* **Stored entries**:
▬▬▬▬▬▬▬▬▬▬

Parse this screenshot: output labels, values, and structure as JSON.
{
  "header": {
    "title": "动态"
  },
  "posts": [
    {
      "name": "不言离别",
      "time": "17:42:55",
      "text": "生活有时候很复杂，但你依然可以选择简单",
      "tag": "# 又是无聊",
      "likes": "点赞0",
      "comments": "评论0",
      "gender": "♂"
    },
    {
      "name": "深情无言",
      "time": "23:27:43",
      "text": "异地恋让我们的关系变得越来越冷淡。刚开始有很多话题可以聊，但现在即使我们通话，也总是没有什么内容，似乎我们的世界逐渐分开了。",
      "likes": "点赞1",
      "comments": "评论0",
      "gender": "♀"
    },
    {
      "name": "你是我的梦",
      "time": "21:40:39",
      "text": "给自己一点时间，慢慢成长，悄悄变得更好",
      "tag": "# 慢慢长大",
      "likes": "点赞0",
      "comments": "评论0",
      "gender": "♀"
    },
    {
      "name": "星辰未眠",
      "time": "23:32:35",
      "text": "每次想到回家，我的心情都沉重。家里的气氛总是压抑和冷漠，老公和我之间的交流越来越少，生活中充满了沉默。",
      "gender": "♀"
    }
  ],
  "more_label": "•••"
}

▬▬▬▬▬▬▬▬▬▬

* **Exercise instructions**: Copy out the full set of records precisely, leaving nothing out.

* **Correct output**:
Parse this screenshot: output labels, values, and structure as JSON.
{
  "header": {
    "title": "动态"
  },
  "posts": [
    {
      "name": "不言离别",
      "time": "17:42:55",
      "text": "生活有时候很复杂，但你依然可以选择简单",
      "tag": "# 又是无聊",
      "likes": "点赞0",
      "comments": "评论0",
      "gender": "♂"
    },
    {
      "name": "深情无言",
      "time": "23:27:43",
      "text": "异地恋让我们的关系变得越来越冷淡。刚开始有很多话题可以聊，但现在即使我们通话，也总是没有什么内容，似乎我们的世界逐渐分开了。",
      "likes": "点赞1",
      "comments": "评论0",
      "gender": "♀"
    },
    {
      "name": "你是我的梦",
      "time": "21:40:39",
      "text": "给自己一点时间，慢慢成长，悄悄变得更好",
      "tag": "# 慢慢长大",
      "likes": "点赞0",
      "comments": "评论0",
      "gender": "♀"
    },
    {
      "name": "星辰未眠",
      "time": "23:32:35",
      "text": "每次想到回家，我的心情都沉重。家里的气氛总是压抑和冷漠，老公和我之间的交流越来越少，生活中充满了沉默。",
      "gender": "♀"
    }
  ],
  "more_label": "•••"
}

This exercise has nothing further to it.